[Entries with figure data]
— start —

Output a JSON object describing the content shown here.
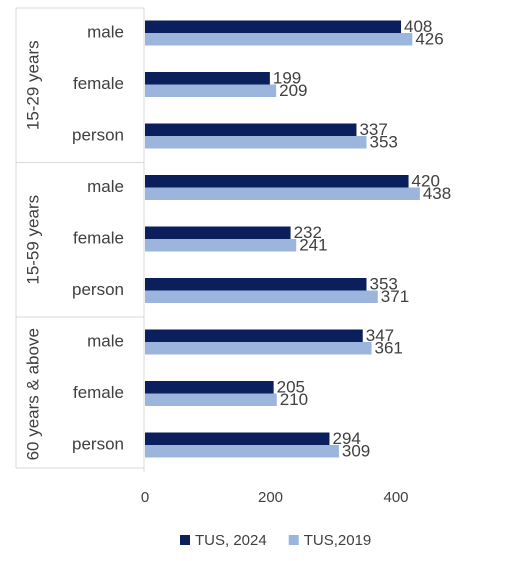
{
  "chart_data": {
    "type": "bar",
    "orientation": "horizontal",
    "groups": [
      {
        "label": "15-29 years",
        "categories": [
          "male",
          "female",
          "person"
        ]
      },
      {
        "label": "15-59 years",
        "categories": [
          "male",
          "female",
          "person"
        ]
      },
      {
        "label": "60 years & above",
        "categories": [
          "male",
          "female",
          "person"
        ]
      }
    ],
    "series": [
      {
        "name": "TUS, 2024",
        "color": "#0b1f5c",
        "values": [
          408,
          199,
          337,
          420,
          232,
          353,
          347,
          205,
          294
        ]
      },
      {
        "name": "TUS,2019",
        "color": "#9bb5dc",
        "values": [
          426,
          209,
          353,
          438,
          241,
          371,
          361,
          210,
          309
        ]
      }
    ],
    "xlim": [
      0,
      400
    ],
    "xticks": [
      0,
      200,
      400
    ],
    "xtick_labels": [
      "0",
      "200",
      "400"
    ],
    "grid": false,
    "legend_position": "bottom",
    "title": "",
    "xlabel": "",
    "ylabel": ""
  }
}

— end —

• [TASK TO CARRY OUT]: Every record above should be written out again without change, except that the pictures are left out.

• [SOLVED PROBLEM]:
Output a JSON object describing the content shown here.
{
  "chart_data": {
    "type": "bar",
    "orientation": "horizontal",
    "groups": [
      {
        "label": "15-29 years",
        "categories": [
          "male",
          "female",
          "person"
        ]
      },
      {
        "label": "15-59 years",
        "categories": [
          "male",
          "female",
          "person"
        ]
      },
      {
        "label": "60 years & above",
        "categories": [
          "male",
          "female",
          "person"
        ]
      }
    ],
    "series": [
      {
        "name": "TUS, 2024",
        "color": "#0b1f5c",
        "values": [
          408,
          199,
          337,
          420,
          232,
          353,
          347,
          205,
          294
        ]
      },
      {
        "name": "TUS,2019",
        "color": "#9bb5dc",
        "values": [
          426,
          209,
          353,
          438,
          241,
          371,
          361,
          210,
          309
        ]
      }
    ],
    "xlim": [
      0,
      400
    ],
    "xticks": [
      0,
      200,
      400
    ],
    "xtick_labels": [
      "0",
      "200",
      "400"
    ],
    "grid": false,
    "legend_position": "bottom",
    "title": "",
    "xlabel": "",
    "ylabel": ""
  }
}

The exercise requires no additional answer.